Work to do: Write out the records below word for word, please.

Raw records
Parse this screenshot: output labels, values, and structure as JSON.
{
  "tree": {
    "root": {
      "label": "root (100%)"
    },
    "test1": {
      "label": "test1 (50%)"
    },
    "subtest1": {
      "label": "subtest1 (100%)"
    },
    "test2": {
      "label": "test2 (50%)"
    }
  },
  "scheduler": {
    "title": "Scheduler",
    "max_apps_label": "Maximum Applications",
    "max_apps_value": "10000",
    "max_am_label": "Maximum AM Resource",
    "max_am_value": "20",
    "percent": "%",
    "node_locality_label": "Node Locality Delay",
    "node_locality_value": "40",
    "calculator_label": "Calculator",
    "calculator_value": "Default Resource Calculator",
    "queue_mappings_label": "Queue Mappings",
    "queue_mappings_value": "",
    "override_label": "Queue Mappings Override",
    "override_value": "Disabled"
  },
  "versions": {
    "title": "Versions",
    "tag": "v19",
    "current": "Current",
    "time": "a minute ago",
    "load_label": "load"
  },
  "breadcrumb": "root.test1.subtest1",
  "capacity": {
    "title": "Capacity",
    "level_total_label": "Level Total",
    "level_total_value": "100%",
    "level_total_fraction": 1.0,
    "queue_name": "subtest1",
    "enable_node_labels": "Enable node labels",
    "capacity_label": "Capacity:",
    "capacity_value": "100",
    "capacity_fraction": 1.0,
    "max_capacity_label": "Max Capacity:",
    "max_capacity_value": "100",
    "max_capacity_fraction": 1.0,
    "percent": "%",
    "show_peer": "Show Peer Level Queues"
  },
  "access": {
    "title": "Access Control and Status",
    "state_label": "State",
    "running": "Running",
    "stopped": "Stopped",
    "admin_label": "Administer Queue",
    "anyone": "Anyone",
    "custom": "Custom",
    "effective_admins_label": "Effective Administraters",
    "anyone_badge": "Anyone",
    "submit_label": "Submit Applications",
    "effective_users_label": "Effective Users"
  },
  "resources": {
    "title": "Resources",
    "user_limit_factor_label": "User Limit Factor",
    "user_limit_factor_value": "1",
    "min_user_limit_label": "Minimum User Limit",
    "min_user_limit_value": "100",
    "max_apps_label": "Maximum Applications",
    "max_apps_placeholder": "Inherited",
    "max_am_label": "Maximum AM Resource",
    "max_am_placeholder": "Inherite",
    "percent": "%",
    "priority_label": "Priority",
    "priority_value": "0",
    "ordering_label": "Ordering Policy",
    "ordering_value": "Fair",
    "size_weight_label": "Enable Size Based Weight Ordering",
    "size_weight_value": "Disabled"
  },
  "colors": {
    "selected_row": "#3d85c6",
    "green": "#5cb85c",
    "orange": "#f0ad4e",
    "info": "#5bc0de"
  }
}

Solution below:
Parse this screenshot: output labels, values, and structure as JSON.
{
  "tree": {
    "root": {
      "label": "root (100%)"
    },
    "test1": {
      "label": "test1 (50%)"
    },
    "subtest1": {
      "label": "subtest1 (100%)"
    },
    "test2": {
      "label": "test2 (50%)"
    }
  },
  "scheduler": {
    "title": "Scheduler",
    "max_apps_label": "Maximum Applications",
    "max_apps_value": "10000",
    "max_am_label": "Maximum AM Resource",
    "max_am_value": "20",
    "percent": "%",
    "node_locality_label": "Node Locality Delay",
    "node_locality_value": "40",
    "calculator_label": "Calculator",
    "calculator_value": "Default Resource Calculator",
    "queue_mappings_label": "Queue Mappings",
    "queue_mappings_value": "",
    "override_label": "Queue Mappings Override",
    "override_value": "Disabled"
  },
  "versions": {
    "title": "Versions",
    "tag": "v19",
    "current": "Current",
    "time": "a minute ago",
    "load_label": "load"
  },
  "breadcrumb": "root.test1.subtest1",
  "capacity": {
    "title": "Capacity",
    "level_total_label": "Level Total",
    "level_total_value": "100%",
    "level_total_fraction": 1.0,
    "queue_name": "subtest1",
    "enable_node_labels": "Enable node labels",
    "capacity_label": "Capacity:",
    "capacity_value": "100",
    "capacity_fraction": 1.0,
    "max_capacity_label": "Max Capacity:",
    "max_capacity_value": "100",
    "max_capacity_fraction": 1.0,
    "percent": "%",
    "show_peer": "Show Peer Level Queues"
  },
  "access": {
    "title": "Access Control and Status",
    "state_label": "State",
    "running": "Running",
    "stopped": "Stopped",
    "admin_label": "Administer Queue",
    "anyone": "Anyone",
    "custom": "Custom",
    "effective_admins_label": "Effective Administraters",
    "anyone_badge": "Anyone",
    "submit_label": "Submit Applications",
    "effective_users_label": "Effective Users"
  },
  "resources": {
    "title": "Resources",
    "user_limit_factor_label": "User Limit Factor",
    "user_limit_factor_value": "1",
    "min_user_limit_label": "Minimum User Limit",
    "min_user_limit_value": "100",
    "max_apps_label": "Maximum Applications",
    "max_apps_placeholder": "Inherited",
    "max_am_label": "Maximum AM Resource",
    "max_am_placeholder": "Inherite",
    "percent": "%",
    "priority_label": "Priority",
    "priority_value": "0",
    "ordering_label": "Ordering Policy",
    "ordering_value": "Fair",
    "size_weight_label": "Enable Size Based Weight Ordering",
    "size_weight_value": "Disabled"
  },
  "colors": {
    "selected_row": "#3d85c6",
    "green": "#5cb85c",
    "orange": "#f0ad4e",
    "info": "#5bc0de"
  }
}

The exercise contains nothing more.